## Excerpted data
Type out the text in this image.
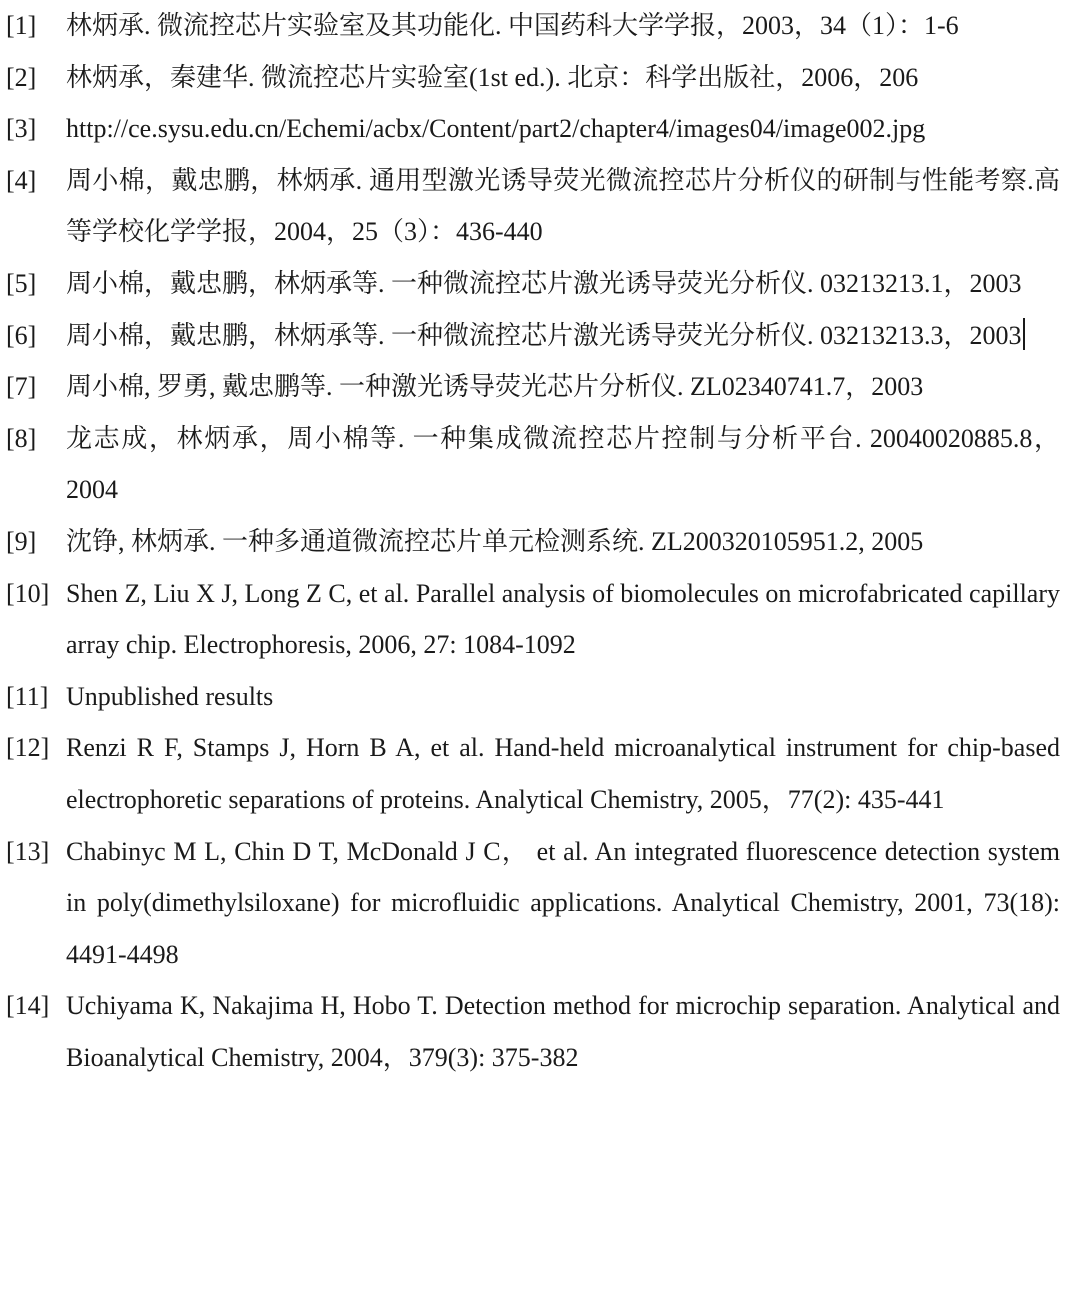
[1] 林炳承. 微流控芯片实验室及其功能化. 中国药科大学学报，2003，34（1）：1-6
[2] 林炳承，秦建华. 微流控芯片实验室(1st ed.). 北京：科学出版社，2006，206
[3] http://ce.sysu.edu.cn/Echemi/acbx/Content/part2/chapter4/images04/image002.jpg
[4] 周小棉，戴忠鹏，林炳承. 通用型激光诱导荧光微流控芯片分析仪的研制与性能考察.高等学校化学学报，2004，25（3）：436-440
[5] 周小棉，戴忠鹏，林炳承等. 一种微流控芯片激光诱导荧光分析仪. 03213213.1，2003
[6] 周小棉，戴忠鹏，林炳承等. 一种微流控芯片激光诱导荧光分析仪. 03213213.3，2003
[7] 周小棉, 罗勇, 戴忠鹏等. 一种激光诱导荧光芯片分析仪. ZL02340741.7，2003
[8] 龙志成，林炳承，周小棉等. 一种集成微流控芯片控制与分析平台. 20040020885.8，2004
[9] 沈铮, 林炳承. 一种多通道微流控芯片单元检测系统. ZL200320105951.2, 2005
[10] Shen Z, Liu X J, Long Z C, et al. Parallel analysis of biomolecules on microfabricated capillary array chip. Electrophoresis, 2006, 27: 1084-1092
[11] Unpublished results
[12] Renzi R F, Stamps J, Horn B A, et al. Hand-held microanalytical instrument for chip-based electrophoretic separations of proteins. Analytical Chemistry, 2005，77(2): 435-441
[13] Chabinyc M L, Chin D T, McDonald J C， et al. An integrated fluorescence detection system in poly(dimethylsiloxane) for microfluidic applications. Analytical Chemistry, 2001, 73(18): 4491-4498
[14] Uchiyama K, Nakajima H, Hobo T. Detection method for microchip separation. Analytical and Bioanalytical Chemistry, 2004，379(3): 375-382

## What to produce
Wherever the word "Analytical" turns up in a line of the entries above, copy that line.

## Result below
[12] Renzi R F, Stamps J, Horn B A, et al. Hand-held microanalytical instrument for chip-based electrophoretic separations of proteins. Analytical Chemistry, 2005，77(2): 435-441
[13] Chabinyc M L, Chin D T, McDonald J C， et al. An integrated fluorescence detection system in poly(dimethylsiloxane) for microfluidic applications. Analytical Chemistry, 2001, 73(18): 4491-4498
[14] Uchiyama K, Nakajima H, Hobo T. Detection method for microchip separation. Analytical and Bioanalytical Chemistry, 2004，379(3): 375-382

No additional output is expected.